(Instruction):
Count the lines below that contain the word "wymaganie", and give only that number.

-- Start Data supplied --

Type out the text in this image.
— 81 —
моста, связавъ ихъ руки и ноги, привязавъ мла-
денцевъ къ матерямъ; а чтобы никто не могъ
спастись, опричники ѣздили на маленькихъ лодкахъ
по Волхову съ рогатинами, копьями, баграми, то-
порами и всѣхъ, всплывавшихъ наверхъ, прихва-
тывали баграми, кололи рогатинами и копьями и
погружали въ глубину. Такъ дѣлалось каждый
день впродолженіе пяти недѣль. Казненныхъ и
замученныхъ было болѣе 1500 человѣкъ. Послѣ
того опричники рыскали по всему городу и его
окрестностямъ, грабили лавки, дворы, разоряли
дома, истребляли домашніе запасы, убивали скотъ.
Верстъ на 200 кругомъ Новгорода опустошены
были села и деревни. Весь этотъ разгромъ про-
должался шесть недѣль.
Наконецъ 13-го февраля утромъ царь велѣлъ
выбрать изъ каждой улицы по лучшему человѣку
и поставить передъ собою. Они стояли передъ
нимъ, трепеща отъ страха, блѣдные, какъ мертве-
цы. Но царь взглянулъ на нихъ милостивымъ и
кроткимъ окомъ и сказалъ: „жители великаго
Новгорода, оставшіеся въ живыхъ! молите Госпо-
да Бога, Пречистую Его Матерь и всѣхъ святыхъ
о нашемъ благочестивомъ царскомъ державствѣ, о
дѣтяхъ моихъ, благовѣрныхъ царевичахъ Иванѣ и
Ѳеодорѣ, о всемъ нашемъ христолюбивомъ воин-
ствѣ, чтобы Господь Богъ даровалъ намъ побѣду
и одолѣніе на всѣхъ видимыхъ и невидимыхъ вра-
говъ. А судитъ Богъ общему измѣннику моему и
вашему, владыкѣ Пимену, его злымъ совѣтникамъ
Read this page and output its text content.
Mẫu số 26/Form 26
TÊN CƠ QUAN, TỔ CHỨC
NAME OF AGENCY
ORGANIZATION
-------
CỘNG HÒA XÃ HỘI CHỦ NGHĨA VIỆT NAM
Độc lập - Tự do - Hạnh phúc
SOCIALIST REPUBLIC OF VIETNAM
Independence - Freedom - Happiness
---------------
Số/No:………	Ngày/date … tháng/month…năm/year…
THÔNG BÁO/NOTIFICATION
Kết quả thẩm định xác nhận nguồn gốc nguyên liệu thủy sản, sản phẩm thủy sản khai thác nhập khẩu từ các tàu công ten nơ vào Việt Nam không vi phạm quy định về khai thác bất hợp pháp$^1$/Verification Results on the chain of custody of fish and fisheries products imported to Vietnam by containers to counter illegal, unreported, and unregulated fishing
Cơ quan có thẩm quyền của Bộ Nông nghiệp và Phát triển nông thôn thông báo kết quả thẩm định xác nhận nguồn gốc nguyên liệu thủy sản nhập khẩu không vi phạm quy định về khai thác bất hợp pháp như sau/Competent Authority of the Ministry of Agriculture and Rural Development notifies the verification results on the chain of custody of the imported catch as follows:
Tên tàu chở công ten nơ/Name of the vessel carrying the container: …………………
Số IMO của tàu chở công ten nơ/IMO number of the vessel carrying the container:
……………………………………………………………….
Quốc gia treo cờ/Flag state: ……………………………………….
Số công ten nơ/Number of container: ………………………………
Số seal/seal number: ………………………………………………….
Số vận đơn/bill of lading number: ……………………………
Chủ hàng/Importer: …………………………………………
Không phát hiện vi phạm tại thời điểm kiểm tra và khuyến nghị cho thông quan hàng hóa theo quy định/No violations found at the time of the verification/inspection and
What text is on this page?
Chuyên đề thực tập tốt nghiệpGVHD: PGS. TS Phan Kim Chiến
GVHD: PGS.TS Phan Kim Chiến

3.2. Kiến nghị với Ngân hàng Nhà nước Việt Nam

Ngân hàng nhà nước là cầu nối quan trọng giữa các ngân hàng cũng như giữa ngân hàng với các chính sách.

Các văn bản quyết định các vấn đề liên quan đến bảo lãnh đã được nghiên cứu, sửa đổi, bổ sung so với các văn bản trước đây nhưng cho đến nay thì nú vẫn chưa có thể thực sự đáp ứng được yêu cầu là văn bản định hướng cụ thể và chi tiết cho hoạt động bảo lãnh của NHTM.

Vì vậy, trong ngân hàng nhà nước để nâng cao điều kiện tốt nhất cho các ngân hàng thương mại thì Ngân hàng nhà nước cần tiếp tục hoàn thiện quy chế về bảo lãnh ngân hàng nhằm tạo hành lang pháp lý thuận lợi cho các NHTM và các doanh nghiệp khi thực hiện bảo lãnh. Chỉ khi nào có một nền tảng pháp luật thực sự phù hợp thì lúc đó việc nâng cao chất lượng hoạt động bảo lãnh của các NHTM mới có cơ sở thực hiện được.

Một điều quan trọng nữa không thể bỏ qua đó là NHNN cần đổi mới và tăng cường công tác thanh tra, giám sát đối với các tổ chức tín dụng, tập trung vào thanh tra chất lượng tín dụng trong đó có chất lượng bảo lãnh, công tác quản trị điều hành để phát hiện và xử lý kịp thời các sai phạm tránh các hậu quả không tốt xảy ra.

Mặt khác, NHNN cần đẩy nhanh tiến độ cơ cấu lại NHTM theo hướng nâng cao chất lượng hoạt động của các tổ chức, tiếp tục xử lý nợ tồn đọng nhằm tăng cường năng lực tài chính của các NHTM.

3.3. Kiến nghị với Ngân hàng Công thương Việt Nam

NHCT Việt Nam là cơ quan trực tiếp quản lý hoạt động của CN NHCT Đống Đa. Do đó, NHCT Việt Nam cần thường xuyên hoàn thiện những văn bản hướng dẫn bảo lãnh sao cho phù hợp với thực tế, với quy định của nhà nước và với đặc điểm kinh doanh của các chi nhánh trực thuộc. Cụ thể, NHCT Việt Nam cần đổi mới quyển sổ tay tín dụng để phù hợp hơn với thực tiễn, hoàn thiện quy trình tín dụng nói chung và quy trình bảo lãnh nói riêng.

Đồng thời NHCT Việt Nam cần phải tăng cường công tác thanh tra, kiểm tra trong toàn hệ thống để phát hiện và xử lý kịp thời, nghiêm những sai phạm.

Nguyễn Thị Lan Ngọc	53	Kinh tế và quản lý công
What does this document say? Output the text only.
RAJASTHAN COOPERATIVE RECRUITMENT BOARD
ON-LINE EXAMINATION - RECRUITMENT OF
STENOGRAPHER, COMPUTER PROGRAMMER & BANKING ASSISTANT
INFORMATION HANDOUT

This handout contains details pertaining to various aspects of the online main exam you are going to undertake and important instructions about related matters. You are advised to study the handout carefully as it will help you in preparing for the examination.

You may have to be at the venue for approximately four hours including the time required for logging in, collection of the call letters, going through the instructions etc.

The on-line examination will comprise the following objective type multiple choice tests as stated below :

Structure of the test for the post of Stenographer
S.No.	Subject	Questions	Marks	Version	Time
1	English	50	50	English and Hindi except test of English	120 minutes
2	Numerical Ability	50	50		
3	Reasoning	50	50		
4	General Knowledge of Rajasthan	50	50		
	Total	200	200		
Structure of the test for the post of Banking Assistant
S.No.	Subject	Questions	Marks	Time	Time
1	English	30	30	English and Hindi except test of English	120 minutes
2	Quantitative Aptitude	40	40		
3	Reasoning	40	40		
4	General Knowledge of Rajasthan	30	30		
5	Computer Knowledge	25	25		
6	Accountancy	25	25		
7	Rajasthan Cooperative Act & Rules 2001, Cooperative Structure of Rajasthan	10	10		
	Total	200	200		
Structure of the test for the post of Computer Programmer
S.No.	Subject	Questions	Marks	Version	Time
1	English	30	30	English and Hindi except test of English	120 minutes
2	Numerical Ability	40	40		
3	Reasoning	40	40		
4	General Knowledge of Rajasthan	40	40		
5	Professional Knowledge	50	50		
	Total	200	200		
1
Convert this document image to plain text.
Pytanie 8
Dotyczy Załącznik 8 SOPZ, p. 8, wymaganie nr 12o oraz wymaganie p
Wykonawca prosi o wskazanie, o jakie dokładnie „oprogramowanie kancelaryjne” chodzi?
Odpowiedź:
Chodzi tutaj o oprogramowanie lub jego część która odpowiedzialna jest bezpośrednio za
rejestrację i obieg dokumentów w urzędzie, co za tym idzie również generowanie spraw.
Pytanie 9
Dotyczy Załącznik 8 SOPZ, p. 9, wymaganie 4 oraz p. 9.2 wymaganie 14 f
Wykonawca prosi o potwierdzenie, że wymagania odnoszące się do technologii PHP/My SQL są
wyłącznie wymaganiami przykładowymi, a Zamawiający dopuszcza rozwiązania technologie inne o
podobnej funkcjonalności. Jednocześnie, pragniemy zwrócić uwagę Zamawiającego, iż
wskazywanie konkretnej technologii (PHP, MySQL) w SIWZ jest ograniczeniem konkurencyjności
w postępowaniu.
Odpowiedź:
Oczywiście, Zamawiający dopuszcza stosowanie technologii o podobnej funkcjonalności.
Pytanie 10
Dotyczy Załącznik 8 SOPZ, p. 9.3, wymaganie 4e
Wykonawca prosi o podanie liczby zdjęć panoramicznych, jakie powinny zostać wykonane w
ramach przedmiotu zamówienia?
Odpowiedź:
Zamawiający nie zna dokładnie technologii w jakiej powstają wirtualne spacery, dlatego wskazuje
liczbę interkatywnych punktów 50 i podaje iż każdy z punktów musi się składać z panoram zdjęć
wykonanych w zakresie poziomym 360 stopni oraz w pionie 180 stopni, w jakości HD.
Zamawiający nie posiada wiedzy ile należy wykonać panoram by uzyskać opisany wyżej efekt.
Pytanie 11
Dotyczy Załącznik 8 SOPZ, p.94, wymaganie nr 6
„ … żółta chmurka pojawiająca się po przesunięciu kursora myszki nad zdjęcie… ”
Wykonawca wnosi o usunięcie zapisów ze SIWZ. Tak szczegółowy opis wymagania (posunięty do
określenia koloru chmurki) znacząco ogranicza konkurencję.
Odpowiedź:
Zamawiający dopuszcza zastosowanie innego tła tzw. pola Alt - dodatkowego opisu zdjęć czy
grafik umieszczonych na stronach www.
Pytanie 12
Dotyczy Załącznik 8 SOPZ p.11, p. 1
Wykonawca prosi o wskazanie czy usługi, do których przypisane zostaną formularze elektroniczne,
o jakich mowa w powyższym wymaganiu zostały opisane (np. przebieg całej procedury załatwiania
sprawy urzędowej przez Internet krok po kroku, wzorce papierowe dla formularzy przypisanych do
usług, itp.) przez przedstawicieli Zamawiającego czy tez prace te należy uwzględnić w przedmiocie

-- End Data supplied --

(Task output):
4